** Start Given data **

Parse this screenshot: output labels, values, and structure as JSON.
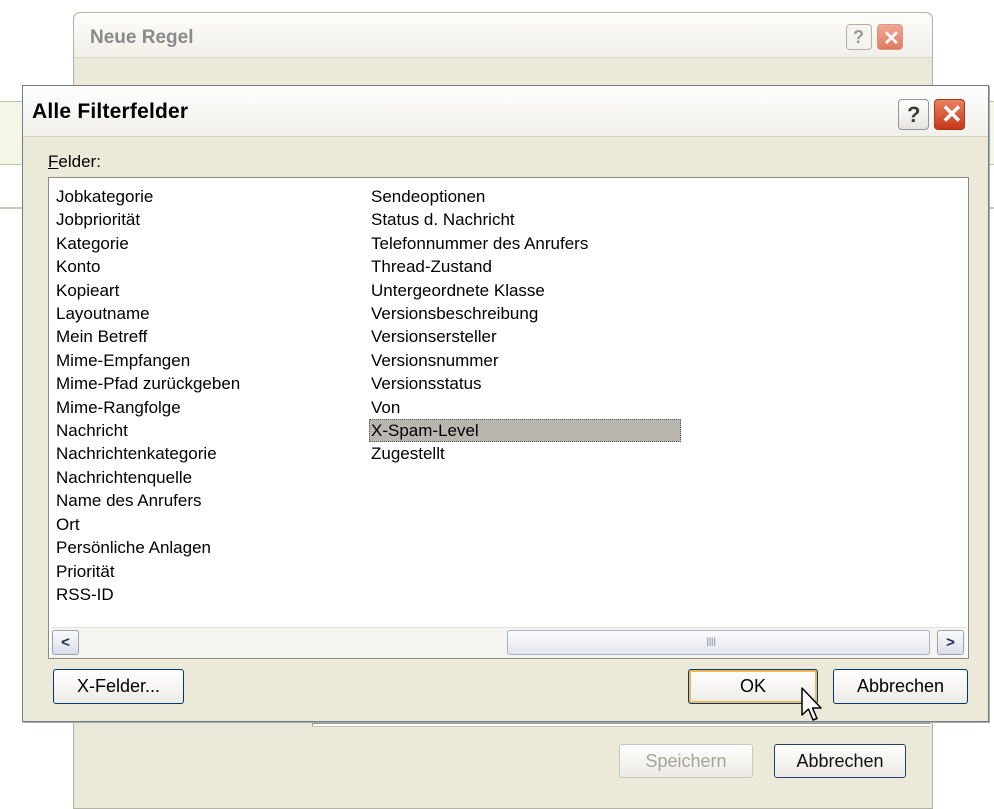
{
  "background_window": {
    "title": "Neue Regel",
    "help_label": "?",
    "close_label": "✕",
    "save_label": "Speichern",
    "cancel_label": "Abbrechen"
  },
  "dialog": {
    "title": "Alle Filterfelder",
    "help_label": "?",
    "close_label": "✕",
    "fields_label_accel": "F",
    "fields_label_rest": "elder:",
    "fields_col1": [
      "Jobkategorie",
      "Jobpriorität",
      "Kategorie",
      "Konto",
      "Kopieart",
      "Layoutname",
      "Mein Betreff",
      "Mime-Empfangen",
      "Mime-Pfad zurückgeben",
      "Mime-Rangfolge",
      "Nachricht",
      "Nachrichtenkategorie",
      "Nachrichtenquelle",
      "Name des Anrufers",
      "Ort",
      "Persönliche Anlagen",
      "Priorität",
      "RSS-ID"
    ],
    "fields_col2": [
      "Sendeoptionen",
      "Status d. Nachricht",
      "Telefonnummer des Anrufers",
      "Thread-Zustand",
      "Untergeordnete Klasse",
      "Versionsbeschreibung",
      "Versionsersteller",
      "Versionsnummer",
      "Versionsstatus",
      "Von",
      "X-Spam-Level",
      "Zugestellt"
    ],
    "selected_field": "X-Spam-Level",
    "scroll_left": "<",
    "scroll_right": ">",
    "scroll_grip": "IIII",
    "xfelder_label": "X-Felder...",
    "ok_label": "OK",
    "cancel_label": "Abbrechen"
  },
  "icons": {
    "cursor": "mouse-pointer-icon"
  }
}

** End Given data **
** Start Given data **

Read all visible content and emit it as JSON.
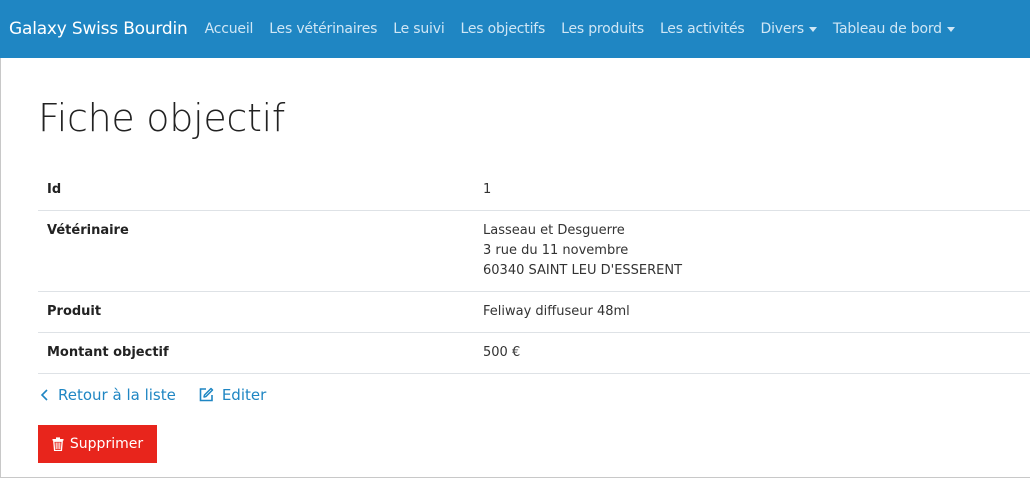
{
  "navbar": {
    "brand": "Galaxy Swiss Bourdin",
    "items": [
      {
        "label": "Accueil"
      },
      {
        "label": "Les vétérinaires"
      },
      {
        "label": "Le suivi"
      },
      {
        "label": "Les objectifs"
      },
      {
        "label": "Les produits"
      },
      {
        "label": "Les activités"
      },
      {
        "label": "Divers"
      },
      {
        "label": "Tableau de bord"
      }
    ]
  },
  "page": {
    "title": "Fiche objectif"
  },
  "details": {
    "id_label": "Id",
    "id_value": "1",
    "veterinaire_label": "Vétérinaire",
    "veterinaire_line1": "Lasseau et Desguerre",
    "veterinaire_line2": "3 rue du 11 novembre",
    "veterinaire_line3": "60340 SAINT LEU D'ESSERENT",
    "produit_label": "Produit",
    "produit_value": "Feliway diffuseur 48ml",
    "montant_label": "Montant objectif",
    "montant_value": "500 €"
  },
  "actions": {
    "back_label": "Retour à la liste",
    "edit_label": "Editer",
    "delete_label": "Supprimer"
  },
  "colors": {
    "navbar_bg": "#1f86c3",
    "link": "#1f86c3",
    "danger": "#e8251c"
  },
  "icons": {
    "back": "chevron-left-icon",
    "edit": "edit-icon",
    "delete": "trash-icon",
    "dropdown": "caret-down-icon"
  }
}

** End Given data **

Written instruction:
From the listing above, collect each line in which the string "Anrufers" appears.

Exercise output:
      "Name des Anrufers",
      "Telefonnummer des Anrufers",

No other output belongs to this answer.